#### The task
Give a verbatim copy of the lines below, minus the pictures.
+ + + + + + +
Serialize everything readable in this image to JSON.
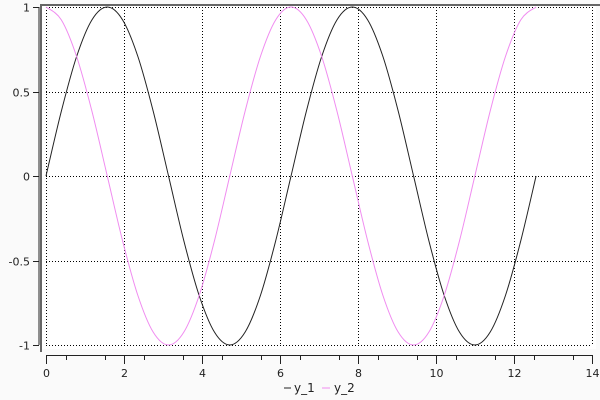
{
  "chart_data": {
    "type": "line",
    "title": "",
    "xlabel": "",
    "ylabel": "",
    "xlim": [
      0,
      14
    ],
    "ylim": [
      -1,
      1
    ],
    "grid": true,
    "legend_position": "bottom",
    "x_ticks": [
      "0",
      "2",
      "4",
      "6",
      "8",
      "10",
      "12",
      "14"
    ],
    "y_ticks": [
      "1",
      "0.5",
      "0",
      "-0.5",
      "-1"
    ],
    "x": [
      0,
      0.393,
      0.785,
      1.178,
      1.571,
      1.963,
      2.356,
      2.749,
      3.142,
      3.534,
      3.927,
      4.32,
      4.712,
      5.105,
      5.498,
      5.89,
      6.283,
      6.676,
      7.069,
      7.461,
      7.854,
      8.247,
      8.639,
      9.032,
      9.425,
      9.817,
      10.21,
      10.603,
      10.996,
      11.388,
      11.781,
      12.174,
      12.566
    ],
    "series": [
      {
        "name": "y_1",
        "color": "#222222",
        "values": [
          0,
          0.383,
          0.707,
          0.924,
          1,
          0.924,
          0.707,
          0.383,
          0,
          -0.383,
          -0.707,
          -0.924,
          -1,
          -0.924,
          -0.707,
          -0.383,
          0,
          0.383,
          0.707,
          0.924,
          1,
          0.924,
          0.707,
          0.383,
          0,
          -0.383,
          -0.707,
          -0.924,
          -1,
          -0.924,
          -0.707,
          -0.383,
          0
        ]
      },
      {
        "name": "y_2",
        "color": "#f08cf0",
        "values": [
          1,
          0.924,
          0.707,
          0.383,
          0,
          -0.383,
          -0.707,
          -0.924,
          -1,
          -0.924,
          -0.707,
          -0.383,
          0,
          0.383,
          0.707,
          0.924,
          1,
          0.924,
          0.707,
          0.383,
          0,
          -0.383,
          -0.707,
          -0.924,
          -1,
          -0.924,
          -0.707,
          -0.383,
          0,
          0.383,
          0.707,
          0.924,
          1
        ]
      }
    ]
  }
}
+ + + + + + +
#### Result of this exercise
Serialize everything readable in this image to JSON.
{
  "chart_data": {
    "type": "line",
    "title": "",
    "xlabel": "",
    "ylabel": "",
    "xlim": [
      0,
      14
    ],
    "ylim": [
      -1,
      1
    ],
    "grid": true,
    "legend_position": "bottom",
    "x_ticks": [
      "0",
      "2",
      "4",
      "6",
      "8",
      "10",
      "12",
      "14"
    ],
    "y_ticks": [
      "1",
      "0.5",
      "0",
      "-0.5",
      "-1"
    ],
    "x": [
      0,
      0.393,
      0.785,
      1.178,
      1.571,
      1.963,
      2.356,
      2.749,
      3.142,
      3.534,
      3.927,
      4.32,
      4.712,
      5.105,
      5.498,
      5.89,
      6.283,
      6.676,
      7.069,
      7.461,
      7.854,
      8.247,
      8.639,
      9.032,
      9.425,
      9.817,
      10.21,
      10.603,
      10.996,
      11.388,
      11.781,
      12.174,
      12.566
    ],
    "series": [
      {
        "name": "y_1",
        "color": "#222222",
        "values": [
          0,
          0.383,
          0.707,
          0.924,
          1,
          0.924,
          0.707,
          0.383,
          0,
          -0.383,
          -0.707,
          -0.924,
          -1,
          -0.924,
          -0.707,
          -0.383,
          0,
          0.383,
          0.707,
          0.924,
          1,
          0.924,
          0.707,
          0.383,
          0,
          -0.383,
          -0.707,
          -0.924,
          -1,
          -0.924,
          -0.707,
          -0.383,
          0
        ]
      },
      {
        "name": "y_2",
        "color": "#f08cf0",
        "values": [
          1,
          0.924,
          0.707,
          0.383,
          0,
          -0.383,
          -0.707,
          -0.924,
          -1,
          -0.924,
          -0.707,
          -0.383,
          0,
          0.383,
          0.707,
          0.924,
          1,
          0.924,
          0.707,
          0.383,
          0,
          -0.383,
          -0.707,
          -0.924,
          -1,
          -0.924,
          -0.707,
          -0.383,
          0,
          0.383,
          0.707,
          0.924,
          1
        ]
      }
    ]
  }
}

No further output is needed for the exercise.